(Exercise inputs begins)

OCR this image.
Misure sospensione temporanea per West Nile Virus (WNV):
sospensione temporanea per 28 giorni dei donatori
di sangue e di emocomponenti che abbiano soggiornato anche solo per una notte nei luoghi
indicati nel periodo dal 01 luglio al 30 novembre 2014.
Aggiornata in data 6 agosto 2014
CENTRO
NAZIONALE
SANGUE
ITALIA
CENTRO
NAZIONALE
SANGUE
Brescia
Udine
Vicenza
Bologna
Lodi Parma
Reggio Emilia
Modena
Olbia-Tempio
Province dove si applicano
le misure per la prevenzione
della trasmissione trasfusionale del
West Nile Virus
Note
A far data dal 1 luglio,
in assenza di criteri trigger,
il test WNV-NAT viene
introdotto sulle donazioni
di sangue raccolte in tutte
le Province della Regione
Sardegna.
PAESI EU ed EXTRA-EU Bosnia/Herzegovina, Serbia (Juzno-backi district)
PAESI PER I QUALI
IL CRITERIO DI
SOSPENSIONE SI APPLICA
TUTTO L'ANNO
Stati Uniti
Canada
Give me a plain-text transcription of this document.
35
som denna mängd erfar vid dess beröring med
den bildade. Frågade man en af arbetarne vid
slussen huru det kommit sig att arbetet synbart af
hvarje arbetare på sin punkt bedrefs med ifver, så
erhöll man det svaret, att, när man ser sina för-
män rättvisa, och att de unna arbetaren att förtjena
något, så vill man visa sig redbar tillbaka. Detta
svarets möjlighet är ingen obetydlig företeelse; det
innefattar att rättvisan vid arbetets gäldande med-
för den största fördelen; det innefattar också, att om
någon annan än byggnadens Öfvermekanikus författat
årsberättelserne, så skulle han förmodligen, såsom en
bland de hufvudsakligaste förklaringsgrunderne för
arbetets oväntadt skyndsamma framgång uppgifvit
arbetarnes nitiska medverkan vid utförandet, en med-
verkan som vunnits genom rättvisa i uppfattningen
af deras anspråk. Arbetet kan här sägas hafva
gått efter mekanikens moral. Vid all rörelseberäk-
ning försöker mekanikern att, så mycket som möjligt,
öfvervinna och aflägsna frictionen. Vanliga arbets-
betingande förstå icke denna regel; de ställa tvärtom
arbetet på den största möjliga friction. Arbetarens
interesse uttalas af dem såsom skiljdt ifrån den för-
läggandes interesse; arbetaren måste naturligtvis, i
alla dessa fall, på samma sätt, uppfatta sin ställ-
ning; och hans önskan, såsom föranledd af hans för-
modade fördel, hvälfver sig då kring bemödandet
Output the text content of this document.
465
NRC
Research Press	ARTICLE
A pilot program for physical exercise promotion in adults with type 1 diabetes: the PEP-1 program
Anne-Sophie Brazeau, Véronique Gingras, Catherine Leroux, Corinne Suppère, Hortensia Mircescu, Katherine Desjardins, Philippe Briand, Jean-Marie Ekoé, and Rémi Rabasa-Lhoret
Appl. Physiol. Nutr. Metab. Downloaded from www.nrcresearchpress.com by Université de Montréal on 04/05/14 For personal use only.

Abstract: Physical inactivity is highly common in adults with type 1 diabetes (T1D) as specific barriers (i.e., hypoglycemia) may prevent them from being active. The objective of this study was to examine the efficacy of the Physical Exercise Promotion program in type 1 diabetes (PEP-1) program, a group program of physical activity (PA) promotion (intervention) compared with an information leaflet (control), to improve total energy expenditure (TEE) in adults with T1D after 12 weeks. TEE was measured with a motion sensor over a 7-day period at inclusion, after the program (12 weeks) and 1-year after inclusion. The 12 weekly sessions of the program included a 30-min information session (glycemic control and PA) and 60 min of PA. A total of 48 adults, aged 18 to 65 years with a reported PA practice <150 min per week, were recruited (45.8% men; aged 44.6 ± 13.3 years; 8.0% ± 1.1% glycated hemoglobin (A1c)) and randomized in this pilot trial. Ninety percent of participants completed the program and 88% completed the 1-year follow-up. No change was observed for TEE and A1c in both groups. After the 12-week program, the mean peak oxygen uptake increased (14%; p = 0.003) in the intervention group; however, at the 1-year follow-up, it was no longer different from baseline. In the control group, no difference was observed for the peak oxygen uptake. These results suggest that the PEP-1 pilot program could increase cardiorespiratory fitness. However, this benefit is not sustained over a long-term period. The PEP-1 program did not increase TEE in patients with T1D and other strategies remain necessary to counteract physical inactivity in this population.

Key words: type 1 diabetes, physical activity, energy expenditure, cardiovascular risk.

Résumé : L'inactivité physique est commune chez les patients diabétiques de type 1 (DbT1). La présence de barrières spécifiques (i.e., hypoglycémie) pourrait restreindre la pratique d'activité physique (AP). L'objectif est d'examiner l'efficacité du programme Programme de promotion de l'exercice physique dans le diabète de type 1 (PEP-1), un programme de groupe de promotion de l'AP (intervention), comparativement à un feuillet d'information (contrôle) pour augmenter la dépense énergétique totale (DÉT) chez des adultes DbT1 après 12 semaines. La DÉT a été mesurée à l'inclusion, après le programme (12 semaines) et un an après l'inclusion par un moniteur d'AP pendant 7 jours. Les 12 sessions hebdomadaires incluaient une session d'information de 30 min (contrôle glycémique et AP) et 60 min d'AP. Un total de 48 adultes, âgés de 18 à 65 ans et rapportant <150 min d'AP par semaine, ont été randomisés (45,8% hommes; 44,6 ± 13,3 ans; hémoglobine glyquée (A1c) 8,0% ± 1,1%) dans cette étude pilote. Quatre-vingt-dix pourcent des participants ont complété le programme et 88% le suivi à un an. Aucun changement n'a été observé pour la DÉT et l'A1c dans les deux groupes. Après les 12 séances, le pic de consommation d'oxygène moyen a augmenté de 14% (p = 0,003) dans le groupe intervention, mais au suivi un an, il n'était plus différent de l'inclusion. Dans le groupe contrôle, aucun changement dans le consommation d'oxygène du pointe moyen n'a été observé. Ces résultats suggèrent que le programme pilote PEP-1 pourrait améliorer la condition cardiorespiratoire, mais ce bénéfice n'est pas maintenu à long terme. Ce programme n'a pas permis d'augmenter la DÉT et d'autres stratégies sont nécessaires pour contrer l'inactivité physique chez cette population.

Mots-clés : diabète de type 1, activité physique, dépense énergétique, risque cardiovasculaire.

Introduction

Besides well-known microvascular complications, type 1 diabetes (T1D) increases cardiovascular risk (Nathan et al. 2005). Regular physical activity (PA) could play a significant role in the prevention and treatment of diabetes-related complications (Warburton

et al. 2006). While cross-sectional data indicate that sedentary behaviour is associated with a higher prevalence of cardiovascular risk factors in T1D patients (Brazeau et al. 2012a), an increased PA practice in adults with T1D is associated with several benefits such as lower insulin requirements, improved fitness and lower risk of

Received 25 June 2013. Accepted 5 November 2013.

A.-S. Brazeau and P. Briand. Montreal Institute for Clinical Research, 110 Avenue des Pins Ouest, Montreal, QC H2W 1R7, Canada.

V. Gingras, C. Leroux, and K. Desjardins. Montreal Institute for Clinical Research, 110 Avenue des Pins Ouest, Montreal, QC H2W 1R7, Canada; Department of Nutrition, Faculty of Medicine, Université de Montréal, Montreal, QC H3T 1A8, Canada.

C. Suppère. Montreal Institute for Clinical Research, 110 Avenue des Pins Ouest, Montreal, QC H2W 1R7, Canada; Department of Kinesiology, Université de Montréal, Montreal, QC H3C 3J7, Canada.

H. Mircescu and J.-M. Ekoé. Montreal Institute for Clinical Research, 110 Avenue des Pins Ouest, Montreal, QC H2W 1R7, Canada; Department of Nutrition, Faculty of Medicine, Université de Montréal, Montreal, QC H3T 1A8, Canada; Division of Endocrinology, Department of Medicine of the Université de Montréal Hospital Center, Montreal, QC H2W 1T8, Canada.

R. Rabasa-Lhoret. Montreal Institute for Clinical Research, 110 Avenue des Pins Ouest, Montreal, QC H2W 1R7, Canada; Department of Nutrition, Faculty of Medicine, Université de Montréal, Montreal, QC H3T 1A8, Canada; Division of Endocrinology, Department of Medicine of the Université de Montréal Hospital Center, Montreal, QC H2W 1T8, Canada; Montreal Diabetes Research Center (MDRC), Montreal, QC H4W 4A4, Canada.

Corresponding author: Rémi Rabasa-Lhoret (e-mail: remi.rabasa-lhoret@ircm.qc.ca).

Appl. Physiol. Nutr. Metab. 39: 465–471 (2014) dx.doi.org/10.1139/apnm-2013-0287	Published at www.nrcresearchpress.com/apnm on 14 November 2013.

(Exercise inputs ends)

• Your objective: From the data, pick out every line that includes "Suppère".

• Response box:
Anne-Sophie Brazeau, Véronique Gingras, Catherine Leroux, Corinne Suppère, Hortensia Mircescu, Katherine Desjardins, Philippe Briand, Jean-Marie Ekoé, and Rémi Rabasa-Lhoret
C. Suppère. Montreal Institute for Clinical Research, 110 Avenue des Pins Ouest, Montreal, QC H2W 1R7, Canada; Department of Kinesiology, Université de Montréal, Montreal, QC H3C 3J7, Canada.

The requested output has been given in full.